Given instruction:
Copy out exactly the lines spanning the line with "Output a JSON" to the line with "Read all visible content and emit it as JSON.", inclusive, from the data underneath, with no pictures.

[Stored data]
>>>
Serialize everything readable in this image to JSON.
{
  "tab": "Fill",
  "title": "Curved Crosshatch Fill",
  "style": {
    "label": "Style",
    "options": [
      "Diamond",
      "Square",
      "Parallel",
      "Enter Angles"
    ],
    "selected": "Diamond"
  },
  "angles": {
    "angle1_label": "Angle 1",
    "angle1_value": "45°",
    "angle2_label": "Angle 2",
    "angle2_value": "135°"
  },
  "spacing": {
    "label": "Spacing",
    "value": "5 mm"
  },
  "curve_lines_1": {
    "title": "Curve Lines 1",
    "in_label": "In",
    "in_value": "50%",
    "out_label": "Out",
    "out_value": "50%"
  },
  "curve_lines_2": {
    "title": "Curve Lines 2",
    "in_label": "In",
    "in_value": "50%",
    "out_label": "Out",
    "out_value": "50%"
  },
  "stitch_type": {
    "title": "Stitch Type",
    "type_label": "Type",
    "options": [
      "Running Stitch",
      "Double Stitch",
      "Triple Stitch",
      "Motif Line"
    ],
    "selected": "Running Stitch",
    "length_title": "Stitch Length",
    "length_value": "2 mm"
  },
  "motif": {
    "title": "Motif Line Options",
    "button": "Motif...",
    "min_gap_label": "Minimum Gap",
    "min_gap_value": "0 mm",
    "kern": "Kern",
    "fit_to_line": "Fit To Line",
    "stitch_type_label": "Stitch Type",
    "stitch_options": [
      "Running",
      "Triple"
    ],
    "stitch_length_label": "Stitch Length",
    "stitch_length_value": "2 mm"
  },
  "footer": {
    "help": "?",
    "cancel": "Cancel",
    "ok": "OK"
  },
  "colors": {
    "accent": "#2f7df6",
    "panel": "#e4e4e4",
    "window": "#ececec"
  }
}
<<<
>>>
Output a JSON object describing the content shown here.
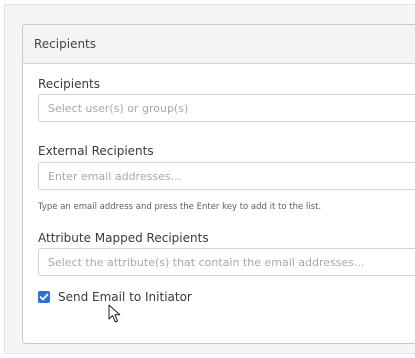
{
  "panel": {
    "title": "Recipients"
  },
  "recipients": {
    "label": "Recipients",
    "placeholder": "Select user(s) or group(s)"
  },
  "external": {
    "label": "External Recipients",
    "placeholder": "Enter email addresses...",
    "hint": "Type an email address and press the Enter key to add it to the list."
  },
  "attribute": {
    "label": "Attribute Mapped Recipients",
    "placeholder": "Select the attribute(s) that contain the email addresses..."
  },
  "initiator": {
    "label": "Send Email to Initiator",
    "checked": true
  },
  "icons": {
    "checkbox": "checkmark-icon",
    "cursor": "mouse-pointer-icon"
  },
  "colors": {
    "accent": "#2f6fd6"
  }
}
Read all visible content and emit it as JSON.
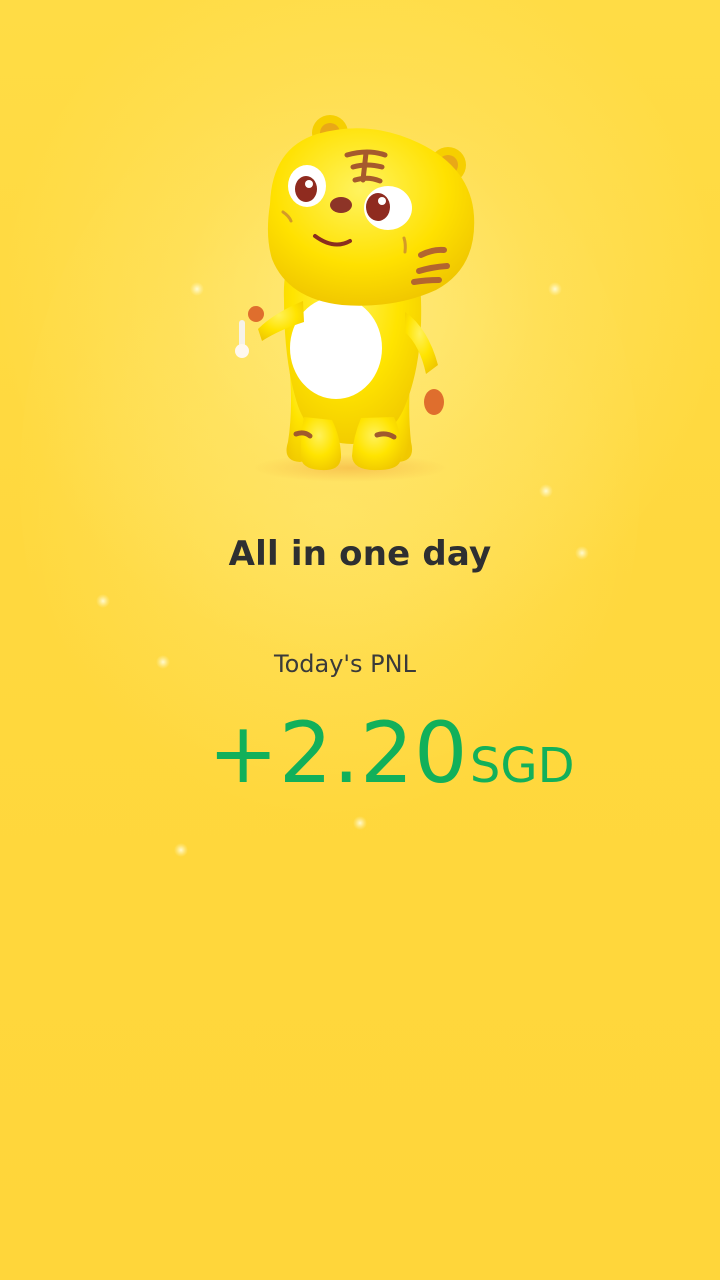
<<<
Answer to the problem:
Output a JSON object describing the content shown here.
{
  "panel": {
    "title": "Recipients"
  },
  "recipients": {
    "label": "Recipients",
    "placeholder": "Select user(s) or group(s)"
  },
  "external": {
    "label": "External Recipients",
    "placeholder": "Enter email addresses...",
    "hint": "Type an email address and press the Enter key to add it to the list."
  },
  "attribute": {
    "label": "Attribute Mapped Recipients",
    "placeholder": "Select the attribute(s) that contain the email addresses..."
  },
  "initiator": {
    "label": "Send Email to Initiator",
    "checked": true
  },
  "icons": {
    "checkbox": "checkmark-icon",
    "cursor": "mouse-pointer-icon"
  },
  "colors": {
    "accent": "#2f6fd6"
  }
}
Read all visible content and emit it as JSON.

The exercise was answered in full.